_Data supplied_.

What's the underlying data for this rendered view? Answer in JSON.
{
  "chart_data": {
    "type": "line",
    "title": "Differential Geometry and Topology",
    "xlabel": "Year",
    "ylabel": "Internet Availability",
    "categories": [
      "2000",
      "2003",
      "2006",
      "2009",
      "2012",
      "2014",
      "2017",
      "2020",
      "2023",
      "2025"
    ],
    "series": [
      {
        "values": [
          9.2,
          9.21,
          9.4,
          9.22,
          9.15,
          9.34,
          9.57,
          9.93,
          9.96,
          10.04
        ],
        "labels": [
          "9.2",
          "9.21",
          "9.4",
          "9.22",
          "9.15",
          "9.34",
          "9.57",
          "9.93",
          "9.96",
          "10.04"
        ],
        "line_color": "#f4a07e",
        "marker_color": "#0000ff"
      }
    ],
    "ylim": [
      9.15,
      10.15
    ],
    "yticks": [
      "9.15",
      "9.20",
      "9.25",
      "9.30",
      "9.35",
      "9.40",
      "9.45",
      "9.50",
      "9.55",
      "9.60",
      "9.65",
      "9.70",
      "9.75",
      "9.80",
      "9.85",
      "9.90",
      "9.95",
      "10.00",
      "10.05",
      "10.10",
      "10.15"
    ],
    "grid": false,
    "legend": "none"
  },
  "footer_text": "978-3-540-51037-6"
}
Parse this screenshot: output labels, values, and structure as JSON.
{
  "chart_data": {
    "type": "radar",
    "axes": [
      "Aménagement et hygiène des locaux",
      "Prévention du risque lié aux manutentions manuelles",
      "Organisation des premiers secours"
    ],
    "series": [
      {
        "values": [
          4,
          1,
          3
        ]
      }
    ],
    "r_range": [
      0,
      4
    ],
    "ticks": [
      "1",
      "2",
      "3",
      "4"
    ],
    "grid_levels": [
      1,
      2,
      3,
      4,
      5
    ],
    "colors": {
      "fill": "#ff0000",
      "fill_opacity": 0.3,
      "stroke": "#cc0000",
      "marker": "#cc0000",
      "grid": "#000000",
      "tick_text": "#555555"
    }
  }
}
--
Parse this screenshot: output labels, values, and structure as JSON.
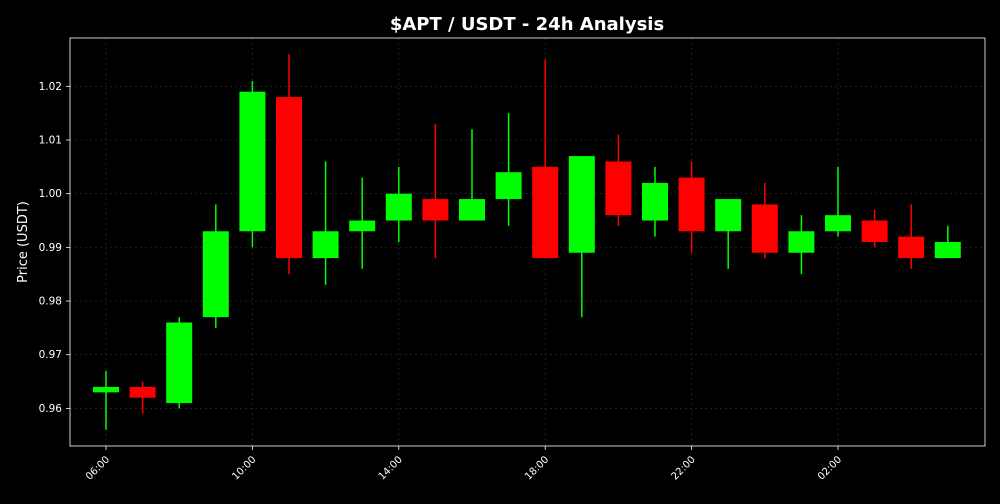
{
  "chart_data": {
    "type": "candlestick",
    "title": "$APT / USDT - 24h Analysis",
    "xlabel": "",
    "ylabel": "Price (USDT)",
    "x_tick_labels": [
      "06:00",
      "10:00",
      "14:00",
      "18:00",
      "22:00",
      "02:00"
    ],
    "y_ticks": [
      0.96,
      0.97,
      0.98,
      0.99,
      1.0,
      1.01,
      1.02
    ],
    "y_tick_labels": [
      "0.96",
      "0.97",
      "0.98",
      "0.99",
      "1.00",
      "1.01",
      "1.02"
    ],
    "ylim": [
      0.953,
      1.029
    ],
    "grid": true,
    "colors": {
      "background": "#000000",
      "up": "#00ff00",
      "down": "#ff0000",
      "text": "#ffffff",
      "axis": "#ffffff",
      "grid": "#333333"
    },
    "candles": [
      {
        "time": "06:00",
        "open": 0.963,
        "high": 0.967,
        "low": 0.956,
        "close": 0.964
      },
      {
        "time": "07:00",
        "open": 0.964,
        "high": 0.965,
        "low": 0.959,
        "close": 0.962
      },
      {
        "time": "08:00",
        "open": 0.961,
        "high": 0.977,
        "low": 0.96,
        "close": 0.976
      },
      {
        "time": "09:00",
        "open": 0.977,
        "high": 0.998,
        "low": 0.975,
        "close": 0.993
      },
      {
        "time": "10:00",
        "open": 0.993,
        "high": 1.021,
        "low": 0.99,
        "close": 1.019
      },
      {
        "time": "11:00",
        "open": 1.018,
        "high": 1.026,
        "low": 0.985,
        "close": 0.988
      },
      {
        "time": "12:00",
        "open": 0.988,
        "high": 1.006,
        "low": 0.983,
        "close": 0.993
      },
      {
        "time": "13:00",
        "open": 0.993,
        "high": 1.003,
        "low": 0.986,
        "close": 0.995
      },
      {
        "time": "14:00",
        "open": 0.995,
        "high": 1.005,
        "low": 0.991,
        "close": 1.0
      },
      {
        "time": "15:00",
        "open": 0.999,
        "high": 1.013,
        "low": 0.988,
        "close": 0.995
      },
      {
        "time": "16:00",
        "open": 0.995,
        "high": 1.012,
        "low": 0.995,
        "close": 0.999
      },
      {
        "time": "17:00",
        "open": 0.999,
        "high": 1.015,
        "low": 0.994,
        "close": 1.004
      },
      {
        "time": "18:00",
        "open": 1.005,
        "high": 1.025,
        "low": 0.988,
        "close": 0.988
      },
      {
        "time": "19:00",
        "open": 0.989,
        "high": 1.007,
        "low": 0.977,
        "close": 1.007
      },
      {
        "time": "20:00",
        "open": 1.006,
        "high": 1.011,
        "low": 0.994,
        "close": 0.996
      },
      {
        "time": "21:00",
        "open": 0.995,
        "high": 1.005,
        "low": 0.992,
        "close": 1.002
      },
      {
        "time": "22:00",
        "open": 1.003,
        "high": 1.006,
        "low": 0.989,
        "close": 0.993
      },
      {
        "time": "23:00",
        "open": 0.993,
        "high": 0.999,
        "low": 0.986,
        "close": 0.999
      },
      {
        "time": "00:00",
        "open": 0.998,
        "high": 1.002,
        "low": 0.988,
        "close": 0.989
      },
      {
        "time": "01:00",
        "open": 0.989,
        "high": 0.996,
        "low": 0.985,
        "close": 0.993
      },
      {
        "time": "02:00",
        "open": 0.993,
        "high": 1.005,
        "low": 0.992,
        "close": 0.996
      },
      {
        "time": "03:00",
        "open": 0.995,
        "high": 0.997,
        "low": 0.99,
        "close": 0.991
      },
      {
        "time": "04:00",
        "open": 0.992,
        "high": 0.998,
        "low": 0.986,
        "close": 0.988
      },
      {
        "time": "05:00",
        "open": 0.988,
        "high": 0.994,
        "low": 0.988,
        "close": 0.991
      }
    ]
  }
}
...
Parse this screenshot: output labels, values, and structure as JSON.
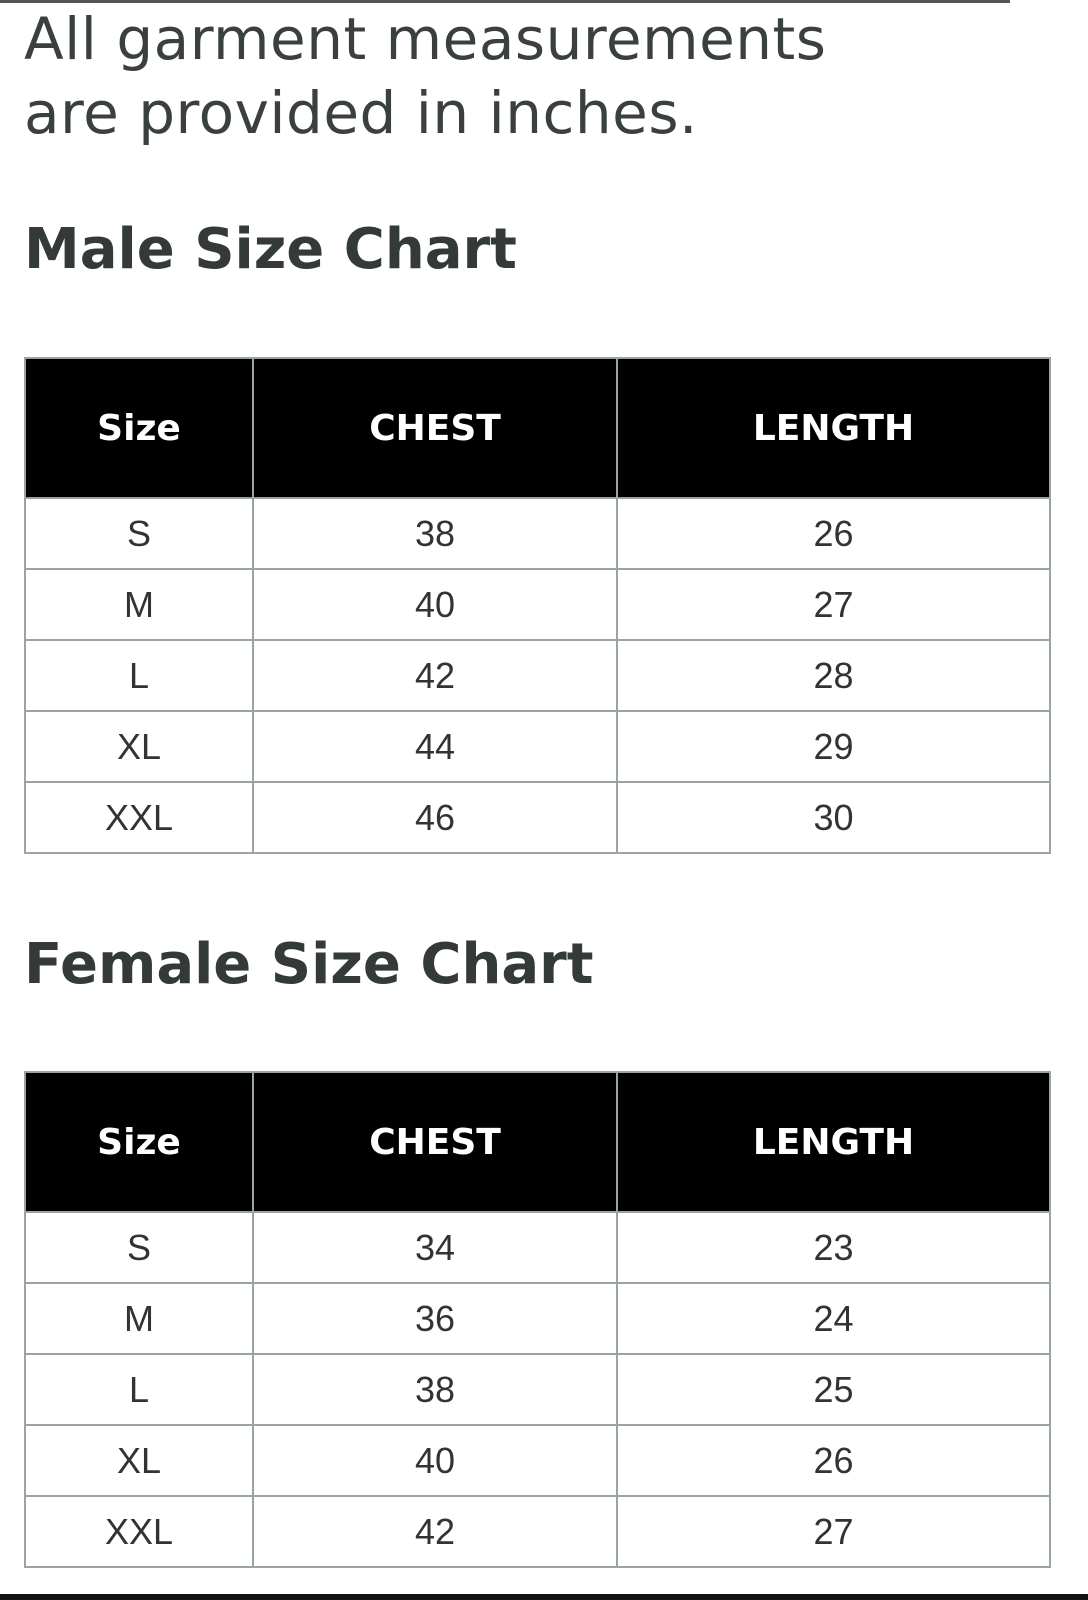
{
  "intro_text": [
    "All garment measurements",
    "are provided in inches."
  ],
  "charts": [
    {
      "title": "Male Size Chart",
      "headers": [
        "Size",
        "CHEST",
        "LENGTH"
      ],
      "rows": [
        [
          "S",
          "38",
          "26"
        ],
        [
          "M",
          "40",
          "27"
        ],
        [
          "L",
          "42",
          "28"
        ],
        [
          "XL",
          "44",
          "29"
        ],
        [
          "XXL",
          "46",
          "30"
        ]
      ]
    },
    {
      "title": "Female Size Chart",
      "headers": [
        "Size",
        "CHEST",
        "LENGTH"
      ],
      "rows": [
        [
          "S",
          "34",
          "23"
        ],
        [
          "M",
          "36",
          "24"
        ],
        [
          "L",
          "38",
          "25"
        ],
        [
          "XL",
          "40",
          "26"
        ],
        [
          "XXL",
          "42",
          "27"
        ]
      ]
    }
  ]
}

_Your task_. Report all lines of the data above that include the string "title".

_Result of this exercise_.
    "title": "Differential Geometry and Topology",
    "title": "$APT / USDT - 24h Analysis",
      "title": "Male Size Chart",
      "title": "Female Size Chart",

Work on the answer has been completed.